[Stored records]

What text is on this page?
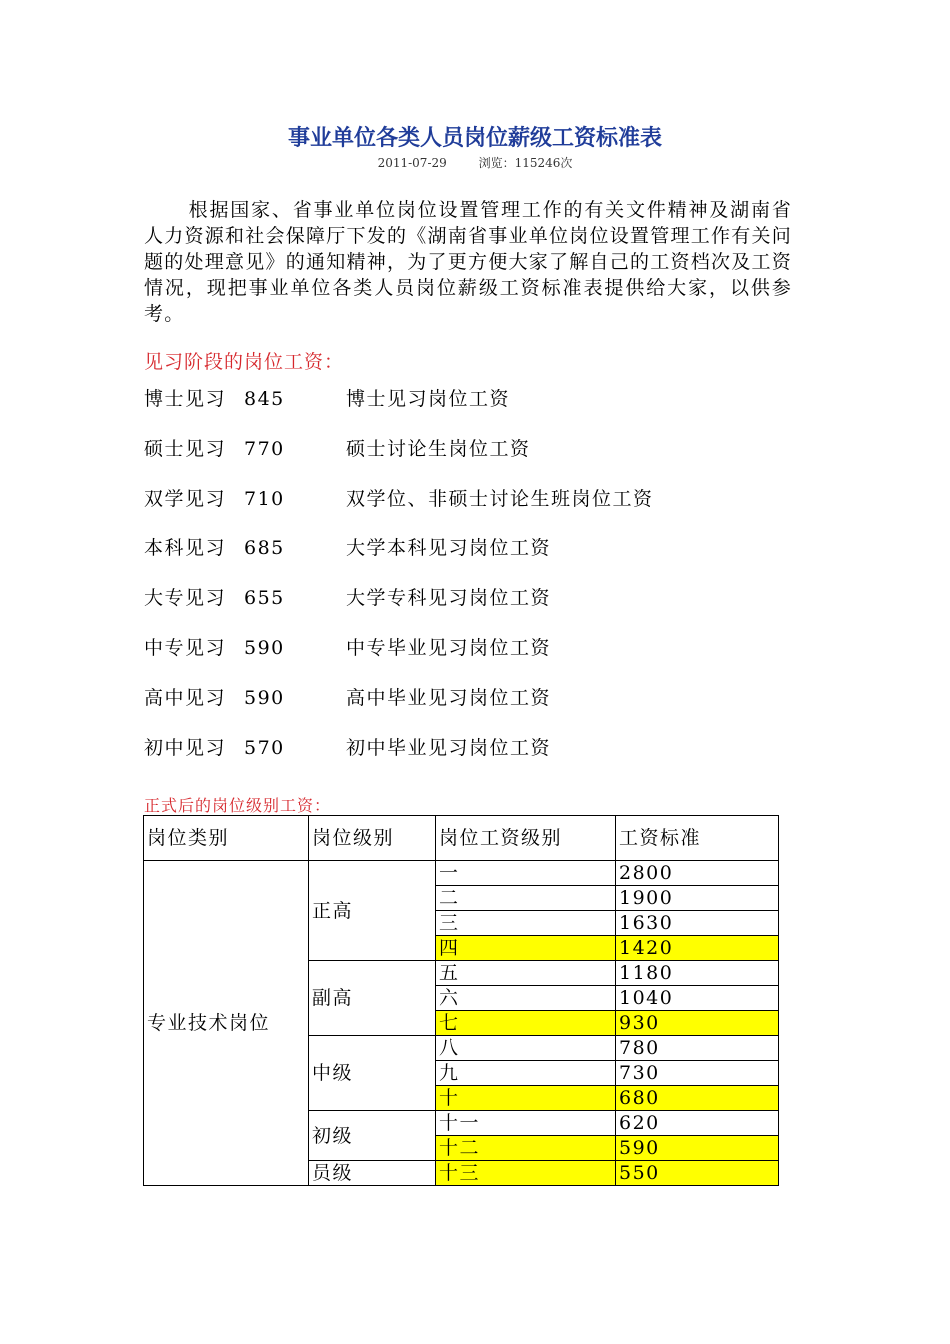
事业单位各类人员岗位薪级工资标准表
2011-07-29	浏览：115246次

根据国家、省事业单位岗位设置管理工作的有关文件精神及湖南省人力资源和社会保障厅下发的《湖南省事业单位岗位设置管理工作有关问题的处理意见》的通知精神，为了更方便大家了解自己的工资档次及工资情况，现把事业单位各类人员岗位薪级工资标准表提供给大家，以供参考。

见习阶段的岗位工资：
博士见习 845	博士见习岗位工资
硕士见习 770	硕士讨论生岗位工资
双学见习 710	双学位、非硕士讨论生班岗位工资
本科见习 685	大学本科见习岗位工资
大专见习 655	大学专科见习岗位工资
中专见习 590	中专毕业见习岗位工资
高中见习 590	高中毕业见习岗位工资
初中见习 570	初中毕业见习岗位工资
正式后的岗位级别工资：
岗位类别	岗位级别	岗位工资级别	工资标准
专业技术岗位	正高	一	2800
		二	1900
		三	1630
		四	1420
	副高	五	1180
		六	1040
		七	930
	中级	八	780
		九	730
		十	680
	初级	十一	620
		十二	590
	员级	十三	550
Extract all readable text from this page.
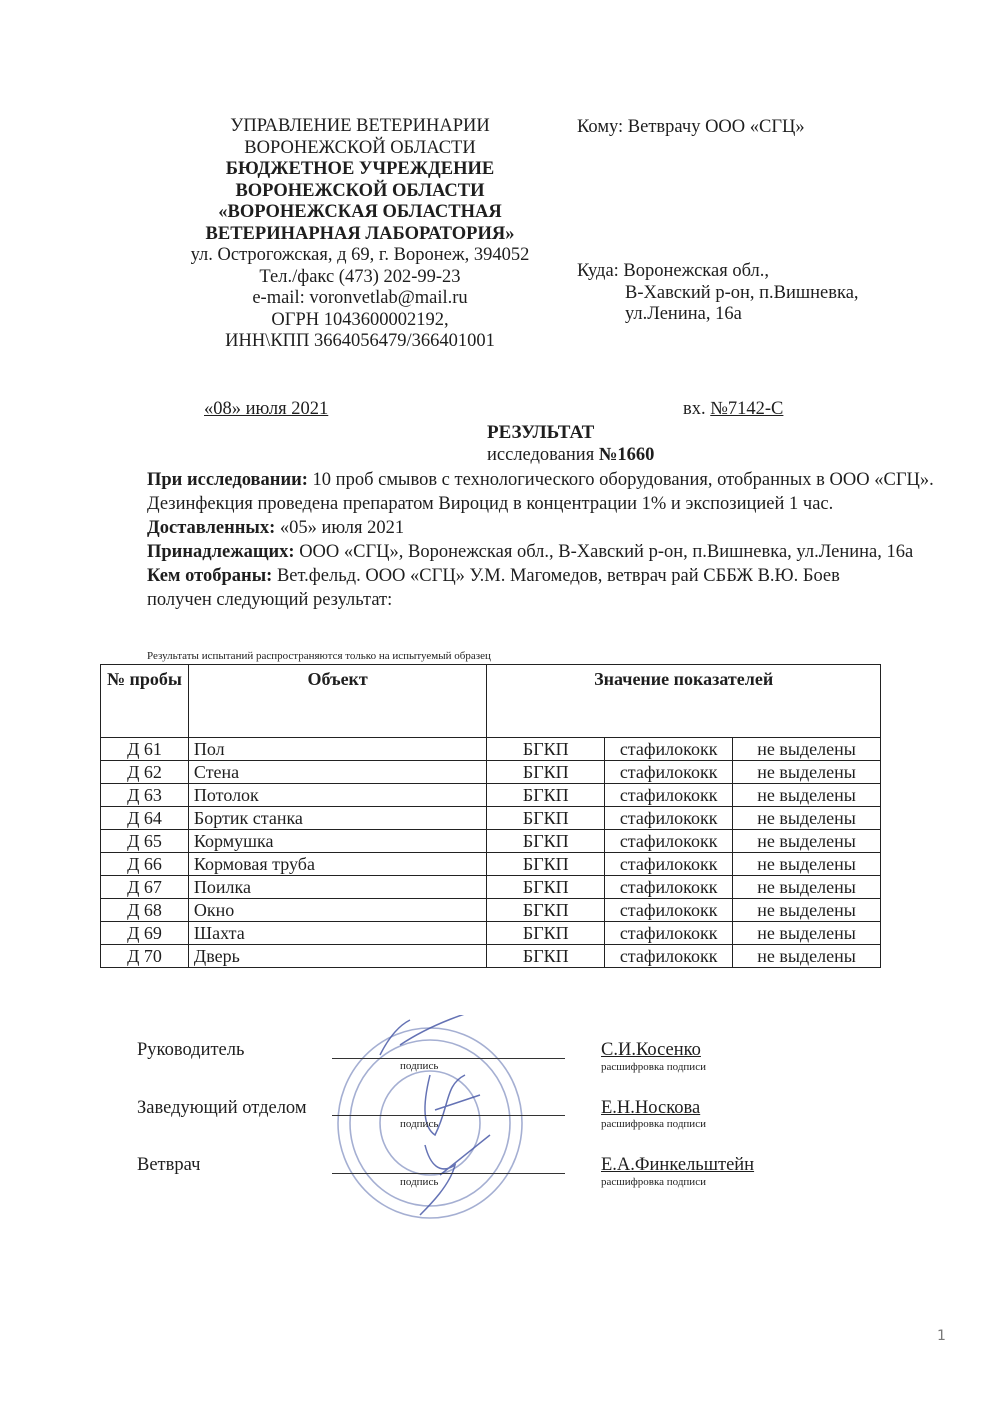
УПРАВЛЕНИЕ ВЕТЕРИНАРИИ
ВОРОНЕЖСКОЙ ОБЛАСТИ
БЮДЖЕТНОЕ УЧРЕЖДЕНИЕ
ВОРОНЕЖСКОЙ ОБЛАСТИ
«ВОРОНЕЖСКАЯ ОБЛАСТНАЯ
ВЕТЕРИНАРНАЯ ЛАБОРАТОРИЯ»
ул. Острогожская, д 69, г. Воронеж, 394052
Тел./факс (473) 202-99-23
e-mail: voronvetlab@mail.ru
ОГРН 1043600002192,
ИНН\КПП 3664056479/366401001
Кому: Ветврачу ООО «СГЦ»
Куда: Воронежская обл.,
В-Хавский р-он, п.Вишневка,
ул.Ленина, 16а
«08» июля 2021	вх. №7142-С
РЕЗУЛЬТАТ
исследования №1660
При исследовании: 10 проб смывов с технологического оборудования, отобранных в ООО «СГЦ».
Дезинфекция проведена препаратом Вироцид в концентрации 1% и экспозицией 1 час.
Доставленных: «05» июля 2021
Принадлежащих: ООО «СГЦ», Воронежская обл., В-Хавский р-он, п.Вишневка, ул.Ленина, 16а
Кем отобраны: Вет.фельд. ООО «СГЦ» У.М. Магомедов, ветврач рай СББЖ В.Ю. Боев
получен следующий результат:
Результаты испытаний распространяются только на испытуемый образец
№ пробы	Объект	Значение показателей		
Д 61	Пол	БГКП	стафилококк	не выделены
Д 62	Стена	БГКП	стафилококк	не выделены
Д 63	Потолок	БГКП	стафилококк	не выделены
Д 64	Бортик станка	БГКП	стафилококк	не выделены
Д 65	Кормушка	БГКП	стафилококк	не выделены
Д 66	Кормовая труба	БГКП	стафилококк	не выделены
Д 67	Поилка	БГКП	стафилококк	не выделены
Д 68	Окно	БГКП	стафилококк	не выделены
Д 69	Шахта	БГКП	стафилококк	не выделены
Д 70	Дверь	БГКП	стафилококк	не выделены
Руководитель
подпись
С.И.Косенко
расшифровка подписи
Заведующий отделом
подпись
Е.Н.Носкова
расшифровка подписи
Ветврач
подпись
Е.А.Финкельштейн
расшифровка подписи
1
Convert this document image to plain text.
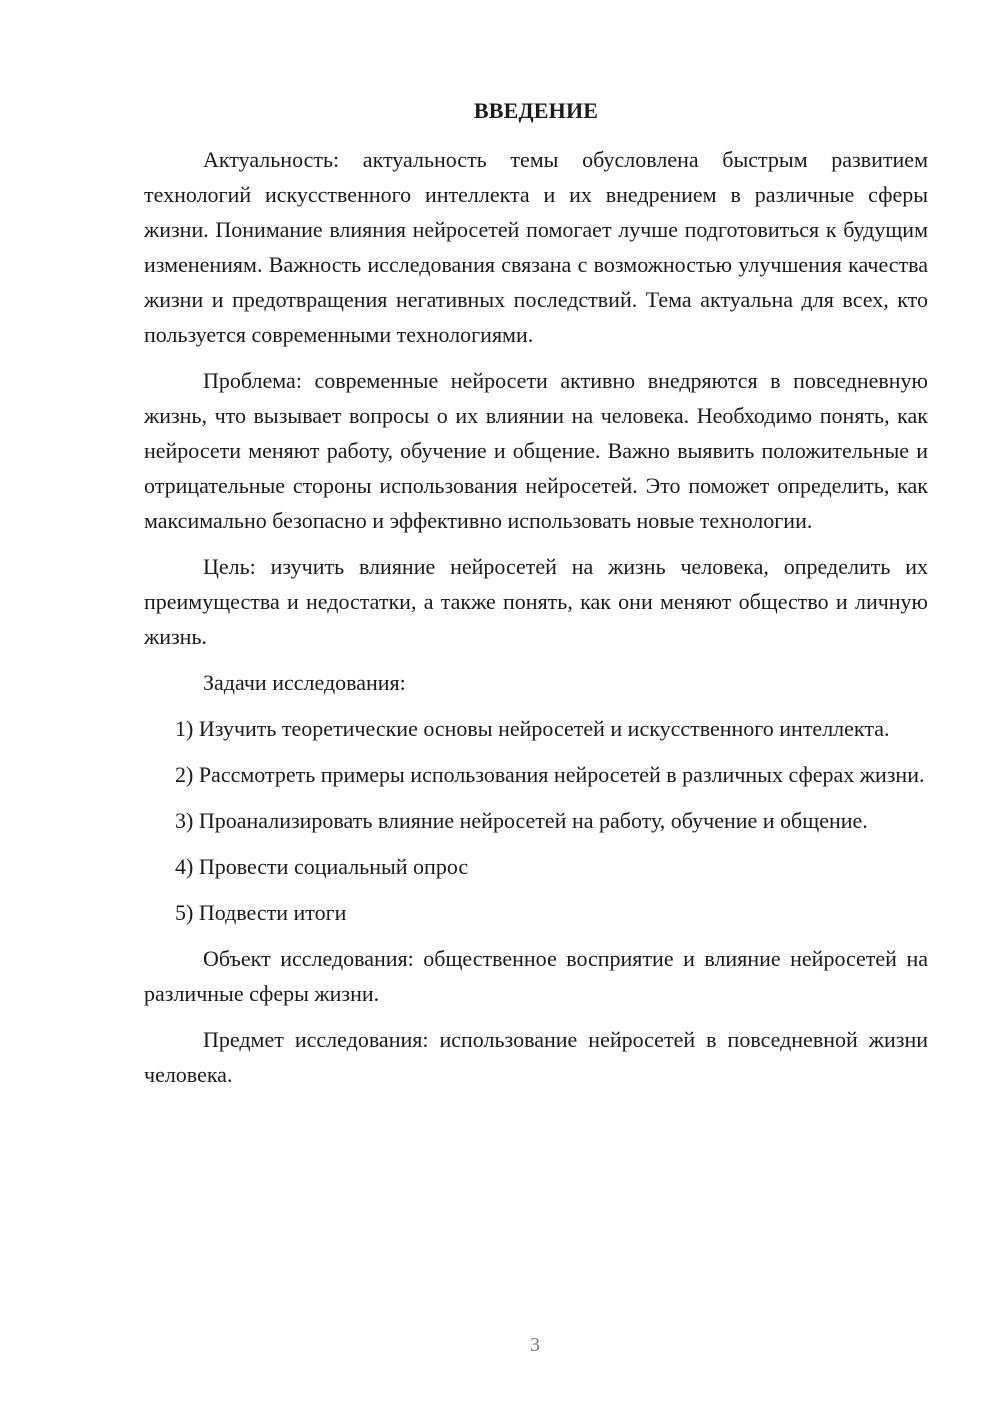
ВВЕДЕНИЕ

Актуальность: актуальность темы обусловлена быстрым развитием технологий искусственного интеллекта и их внедрением в различные сферы жизни. Понимание влияния нейросетей помогает лучше подготовиться к будущим изменениям. Важность исследования связана с возможностью улучшения качества жизни и предотвращения негативных последствий. Тема актуальна для всех, кто пользуется современными технологиями.

Проблема: современные нейросети активно внедряются в повседневную жизнь, что вызывает вопросы о их влиянии на человека. Необходимо понять, как нейросети меняют работу, обучение и общение. Важно выявить положительные и отрицательные стороны использования нейросетей. Это поможет определить, как максимально безопасно и эффективно использовать новые технологии.

Цель: изучить влияние нейросетей на жизнь человека, определить их преимущества и недостатки, а также понять, как они меняют общество и личную жизнь.

Задачи исследования:

1) Изучить теоретические основы нейросетей и искусственного интеллекта.

2) Рассмотреть примеры использования нейросетей в различных сферах жизни.

3) Проанализировать влияние нейросетей на работу, обучение и общение.

4) Провести социальный опрос

5) Подвести итоги

Объект исследования: общественное восприятие и влияние нейросетей на различные сферы жизни.

Предмет исследования: использование нейросетей в повседневной жизни человека.

3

▶ **Goal**:
Go through the material and copy out every line with "Хавский" in it.

▶ **Solution to the problem**:
В-Хавский р-он, п.Вишневка,
Принадлежащих: ООО «СГЦ», Воронежская обл., В-Хавский р-он, п.Вишневка, ул.Ленина, 16а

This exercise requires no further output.